Supplied material
• • • • • • •

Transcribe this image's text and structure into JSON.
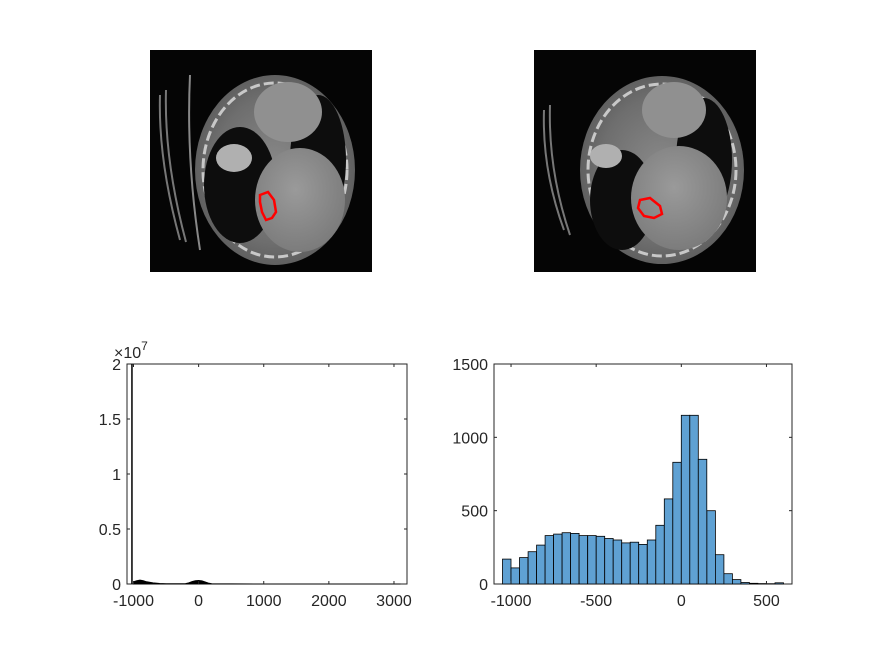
{
  "chart_data": [
    {
      "type": "image",
      "content": "CT axial slice with red region-of-interest contour"
    },
    {
      "type": "image",
      "content": "CT axial slice with red region-of-interest contour"
    },
    {
      "type": "line",
      "xlim": [
        -1100,
        3200
      ],
      "ylim": [
        0,
        2
      ],
      "y_exponent_label": "×10",
      "y_exponent_power": "7",
      "xticks": [
        "-1000",
        "0",
        "1000",
        "2000",
        "3000"
      ],
      "yticks": [
        "0",
        "0.5",
        "1",
        "1.5",
        "2"
      ],
      "xtick_values": [
        -1000,
        0,
        1000,
        2000,
        3000
      ],
      "ytick_values": [
        0,
        0.5,
        1,
        1.5,
        2
      ],
      "x": [
        -1024,
        -1000,
        -950,
        -900,
        -850,
        -800,
        -700,
        -600,
        -500,
        -400,
        -300,
        -200,
        -150,
        -100,
        -50,
        0,
        50,
        100,
        150,
        200,
        300,
        500,
        1000,
        1500,
        2000,
        2500,
        3000,
        3100
      ],
      "y": [
        2.0,
        0.02,
        0.03,
        0.035,
        0.03,
        0.02,
        0.01,
        0.005,
        0.003,
        0.002,
        0.002,
        0.004,
        0.01,
        0.022,
        0.03,
        0.032,
        0.028,
        0.018,
        0.008,
        0.003,
        0.001,
        0.0005,
        0.0003,
        0.0002,
        0.0001,
        0.0001,
        0.0001,
        0.0001
      ],
      "grid": false,
      "color": "#000000"
    },
    {
      "type": "bar",
      "subtype": "histogram",
      "xlim": [
        -1100,
        650
      ],
      "ylim": [
        0,
        1500
      ],
      "xticks": [
        "-1000",
        "-500",
        "0",
        "500"
      ],
      "yticks": [
        "0",
        "500",
        "1000",
        "1500"
      ],
      "xtick_values": [
        -1000,
        -500,
        0,
        500
      ],
      "ytick_values": [
        0,
        500,
        1000,
        1500
      ],
      "bin_edges": [
        -1050,
        -1000,
        -950,
        -900,
        -850,
        -800,
        -750,
        -700,
        -650,
        -600,
        -550,
        -500,
        -450,
        -400,
        -350,
        -300,
        -250,
        -200,
        -150,
        -100,
        -50,
        0,
        50,
        100,
        150,
        200,
        250,
        300,
        350,
        400,
        450,
        500,
        550,
        600
      ],
      "values": [
        170,
        110,
        180,
        220,
        265,
        330,
        340,
        350,
        345,
        330,
        330,
        325,
        310,
        300,
        280,
        285,
        270,
        300,
        400,
        580,
        830,
        1150,
        1150,
        850,
        500,
        200,
        70,
        30,
        10,
        5,
        3,
        2,
        8
      ],
      "bar_color": "#5fa1d3",
      "edge_color": "#000000",
      "grid": false
    }
  ]
}
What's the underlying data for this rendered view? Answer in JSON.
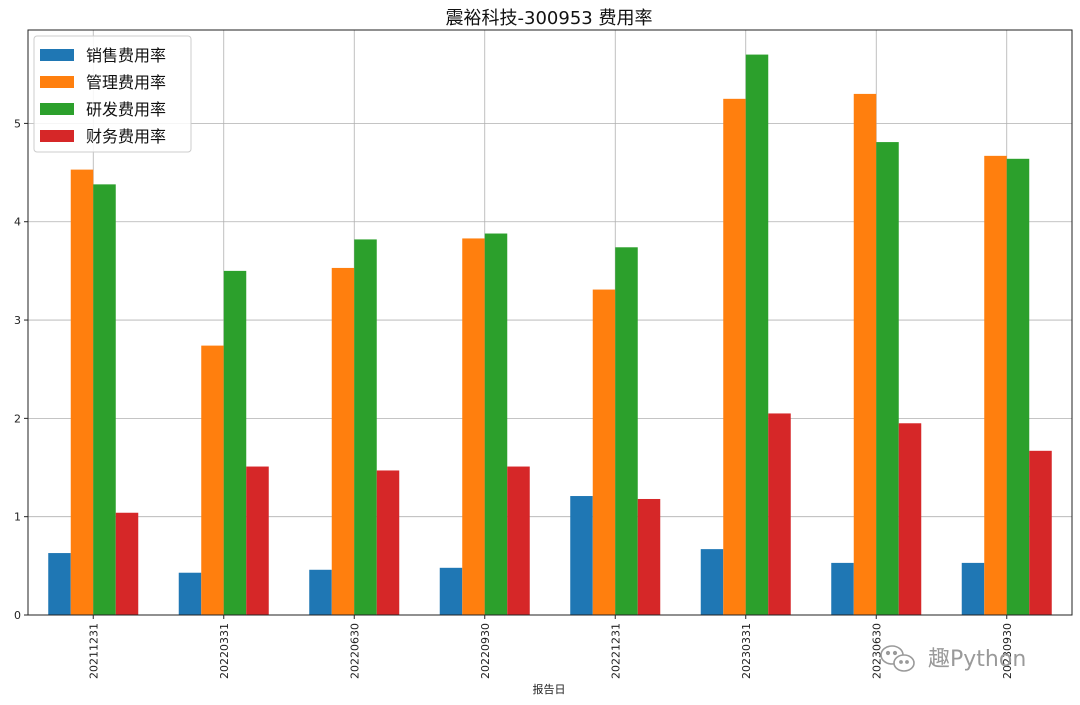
{
  "chart_data": {
    "type": "bar",
    "title": "震裕科技-300953 费用率",
    "xlabel": "报告日",
    "ylabel": "",
    "ylim": [
      0,
      5.95
    ],
    "yticks": [
      0,
      1,
      2,
      3,
      4,
      5
    ],
    "grid": true,
    "legend_position": "top-left",
    "categories": [
      "20211231",
      "20220331",
      "20220630",
      "20220930",
      "20221231",
      "20230331",
      "20230630",
      "20230930"
    ],
    "series": [
      {
        "name": "销售费用率",
        "color": "#1f77b4",
        "values": [
          0.63,
          0.43,
          0.46,
          0.48,
          1.21,
          0.67,
          0.53,
          0.53
        ]
      },
      {
        "name": "管理费用率",
        "color": "#ff7f0e",
        "values": [
          4.53,
          2.74,
          3.53,
          3.83,
          3.31,
          5.25,
          5.3,
          4.67
        ]
      },
      {
        "name": "研发费用率",
        "color": "#2ca02c",
        "values": [
          4.38,
          3.5,
          3.82,
          3.88,
          3.74,
          5.7,
          4.81,
          4.64
        ]
      },
      {
        "name": "财务费用率",
        "color": "#d62728",
        "values": [
          1.04,
          1.51,
          1.47,
          1.51,
          1.18,
          2.05,
          1.95,
          1.67
        ]
      }
    ]
  },
  "watermark": {
    "text": "趣Python",
    "icon": "wechat-icon"
  }
}
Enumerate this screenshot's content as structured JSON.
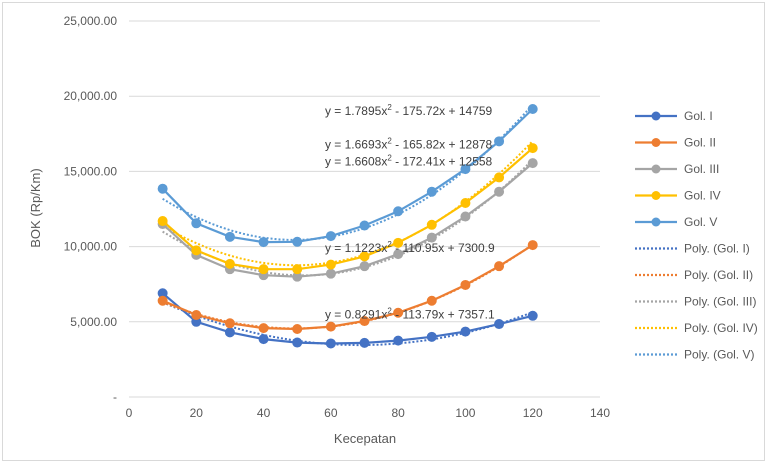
{
  "chart_data": {
    "type": "line",
    "xlabel": "Kecepatan",
    "ylabel": "BOK (Rp/Km)",
    "xlim": [
      0,
      140
    ],
    "ylim": [
      0,
      25000
    ],
    "x_ticks": [
      "0",
      "20",
      "40",
      "60",
      "80",
      "100",
      "120",
      "140"
    ],
    "y_ticks": [
      "-",
      "5,000.00",
      "10,000.00",
      "15,000.00",
      "20,000.00",
      "25,000.00"
    ],
    "grid": "horizontal",
    "legend_position": "right",
    "x": [
      10,
      20,
      30,
      40,
      50,
      60,
      70,
      80,
      90,
      100,
      110,
      120
    ],
    "series": [
      {
        "name": "Gol. I",
        "color": "#4472c4",
        "values": [
          6900,
          5000,
          4300,
          3850,
          3620,
          3560,
          3600,
          3750,
          4000,
          4350,
          4850,
          5400
        ]
      },
      {
        "name": "Gol. II",
        "color": "#ed7d31",
        "values": [
          6400,
          5450,
          4900,
          4580,
          4520,
          4680,
          5050,
          5600,
          6400,
          7450,
          8700,
          10100
        ]
      },
      {
        "name": "Gol. III",
        "color": "#a5a5a5",
        "values": [
          11500,
          9450,
          8500,
          8100,
          8000,
          8200,
          8700,
          9500,
          10600,
          12000,
          13650,
          15550
        ]
      },
      {
        "name": "Gol. IV",
        "color": "#ffc000",
        "values": [
          11700,
          9750,
          8850,
          8500,
          8500,
          8800,
          9350,
          10250,
          11450,
          12900,
          14600,
          16550
        ]
      },
      {
        "name": "Gol. V",
        "color": "#5b9bd5",
        "values": [
          13850,
          11550,
          10650,
          10300,
          10320,
          10700,
          11400,
          12350,
          13650,
          15150,
          17000,
          19150
        ]
      }
    ],
    "trendlines": [
      {
        "name": "Poly. (Gol. I)",
        "color": "#4472c4",
        "coef": [
          0.8291,
          -113.79,
          7357.1
        ]
      },
      {
        "name": "Poly. (Gol. II)",
        "color": "#ed7d31",
        "coef": [
          1.1223,
          -110.95,
          7300.9
        ]
      },
      {
        "name": "Poly. (Gol. III)",
        "color": "#a5a5a5",
        "coef": [
          1.6608,
          -172.41,
          12558
        ]
      },
      {
        "name": "Poly. (Gol. IV)",
        "color": "#ffc000",
        "coef": [
          1.6693,
          -165.82,
          12878
        ]
      },
      {
        "name": "Poly. (Gol. V)",
        "color": "#5b9bd5",
        "coef": [
          1.7895,
          -175.72,
          14759
        ]
      }
    ],
    "annotations": [
      {
        "prefix": "y = 1.7895x",
        "suffix": " - 175.72x + 14759",
        "anchor": [
          85,
          19000
        ]
      },
      {
        "prefix": "y = 1.6693x",
        "suffix": " - 165.82x + 12878",
        "anchor": [
          85,
          16800
        ]
      },
      {
        "prefix": "y = 1.6608x",
        "suffix": " - 172.41x + 12558",
        "anchor": [
          85,
          15650
        ]
      },
      {
        "prefix": "y = 1.1223x",
        "suffix": " - 110.95x + 7300.9",
        "anchor": [
          85,
          9900
        ]
      },
      {
        "prefix": "y = 0.8291x",
        "suffix": " - 113.79x + 7357.1",
        "anchor": [
          85,
          5500
        ]
      }
    ]
  }
}
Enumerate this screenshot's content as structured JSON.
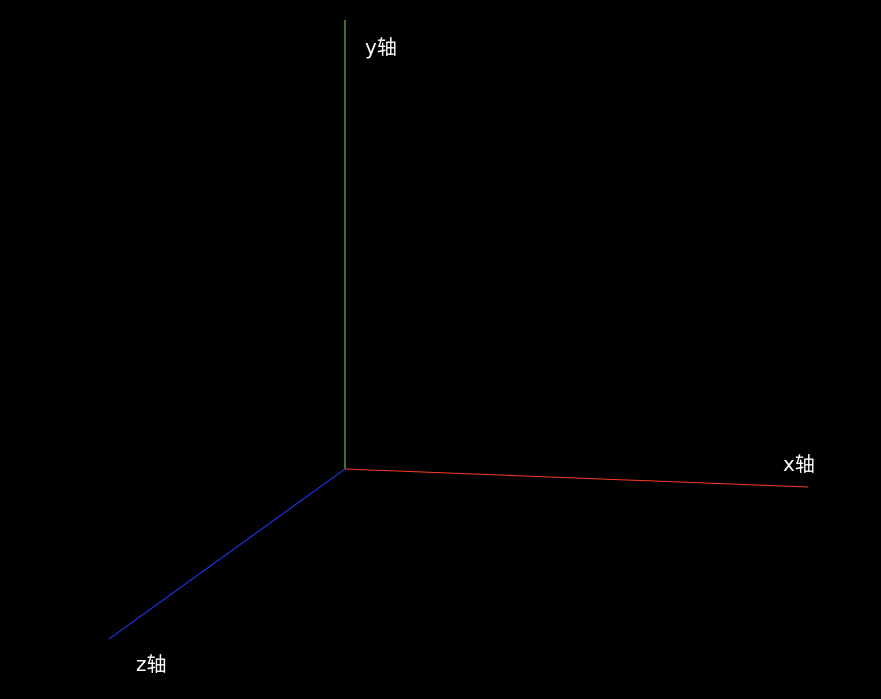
{
  "scene": {
    "background_color": "#000000",
    "axes": {
      "x": {
        "label": "x轴",
        "color": "#ff3b1f"
      },
      "y": {
        "label": "y轴",
        "color": "#7ee05a"
      },
      "z": {
        "label": "z轴",
        "color": "#1f3bff"
      }
    }
  }
}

• • • • • • •

Task directions
Scan the entries above and work out how many lines include the word "text"; the reply is that number alone.

Task answer
2